**WHAT IS NEEDED**. Pull every line holding the word "which" from the data below and copy it.

**MATERIAL FOR THIS EXERCISE**.

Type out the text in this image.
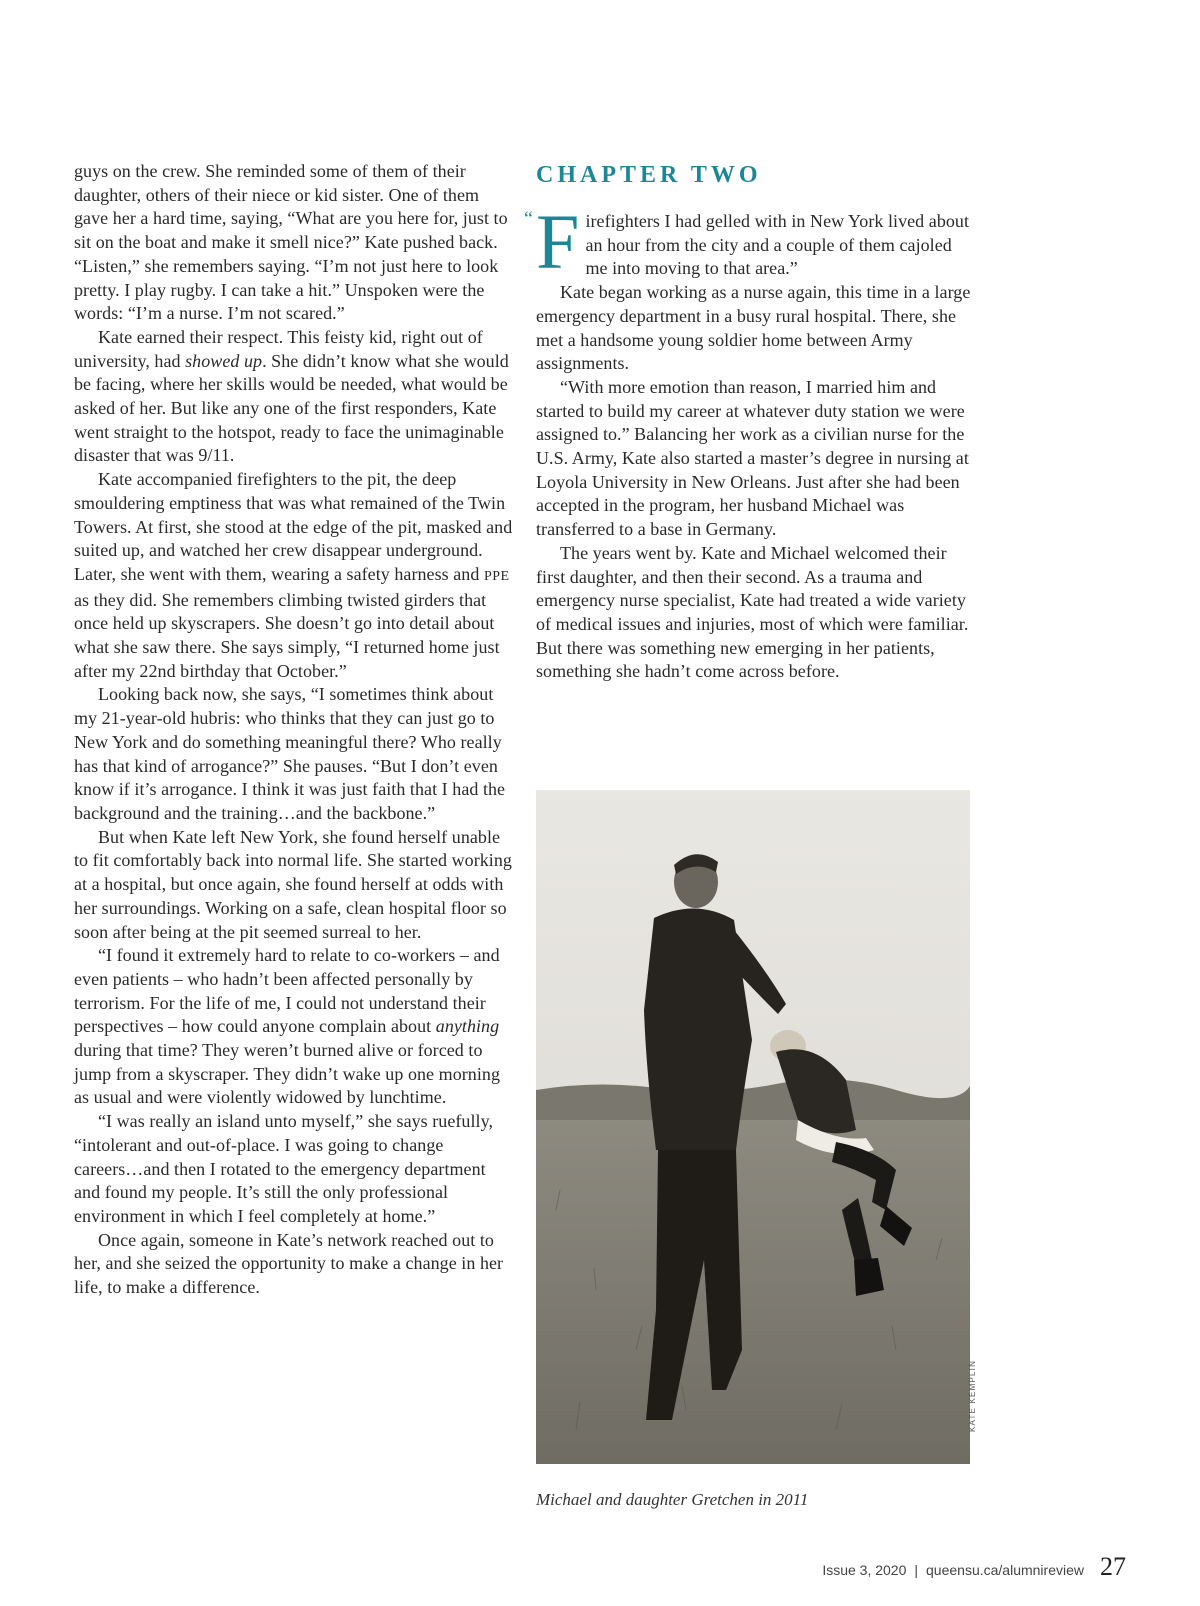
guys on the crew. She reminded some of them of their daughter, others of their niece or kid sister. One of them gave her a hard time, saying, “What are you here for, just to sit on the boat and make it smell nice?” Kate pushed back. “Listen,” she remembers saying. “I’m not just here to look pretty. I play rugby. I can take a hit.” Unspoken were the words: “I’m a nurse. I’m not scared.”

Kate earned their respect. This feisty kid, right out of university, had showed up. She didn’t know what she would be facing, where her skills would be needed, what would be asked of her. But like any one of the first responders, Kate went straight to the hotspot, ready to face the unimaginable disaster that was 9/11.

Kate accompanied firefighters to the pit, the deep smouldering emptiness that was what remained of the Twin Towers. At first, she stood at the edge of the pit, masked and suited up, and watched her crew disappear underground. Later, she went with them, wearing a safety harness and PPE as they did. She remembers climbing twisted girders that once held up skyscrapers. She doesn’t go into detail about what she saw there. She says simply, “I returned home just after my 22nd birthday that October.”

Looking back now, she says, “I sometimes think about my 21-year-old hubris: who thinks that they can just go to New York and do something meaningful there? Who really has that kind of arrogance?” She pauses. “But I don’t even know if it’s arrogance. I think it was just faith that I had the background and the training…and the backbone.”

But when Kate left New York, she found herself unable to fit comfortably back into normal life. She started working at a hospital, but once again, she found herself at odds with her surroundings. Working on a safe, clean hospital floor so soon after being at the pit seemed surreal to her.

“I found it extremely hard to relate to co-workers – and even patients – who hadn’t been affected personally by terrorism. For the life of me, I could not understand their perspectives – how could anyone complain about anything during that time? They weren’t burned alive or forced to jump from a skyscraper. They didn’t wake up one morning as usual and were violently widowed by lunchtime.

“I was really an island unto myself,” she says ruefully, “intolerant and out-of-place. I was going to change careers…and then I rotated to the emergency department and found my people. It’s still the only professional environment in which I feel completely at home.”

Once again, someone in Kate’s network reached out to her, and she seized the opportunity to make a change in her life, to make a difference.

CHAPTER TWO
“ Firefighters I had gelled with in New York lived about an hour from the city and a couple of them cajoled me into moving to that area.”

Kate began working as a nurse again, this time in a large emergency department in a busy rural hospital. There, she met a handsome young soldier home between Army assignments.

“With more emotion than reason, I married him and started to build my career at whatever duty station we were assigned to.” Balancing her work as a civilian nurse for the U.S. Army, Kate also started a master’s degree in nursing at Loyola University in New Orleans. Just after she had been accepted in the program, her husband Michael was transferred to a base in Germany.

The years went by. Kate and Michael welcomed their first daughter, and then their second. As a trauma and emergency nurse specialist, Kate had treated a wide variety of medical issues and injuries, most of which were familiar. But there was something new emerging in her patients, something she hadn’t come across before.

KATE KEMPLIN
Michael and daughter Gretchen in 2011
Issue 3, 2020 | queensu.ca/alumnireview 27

**WRITTEN RESPONSE**.
“I was really an island unto myself,” she says ruefully, “intolerant and out-of-place. I was going to change careers…and then I rotated to the emergency department and found my people. It’s still the only professional environment in which I feel completely at home.”
The years went by. Kate and Michael welcomed their first daughter, and then their second. As a trauma and emergency nurse specialist, Kate had treated a wide variety of medical issues and injuries, most of which were familiar. But there was something new emerging in her patients, something she hadn’t come across before.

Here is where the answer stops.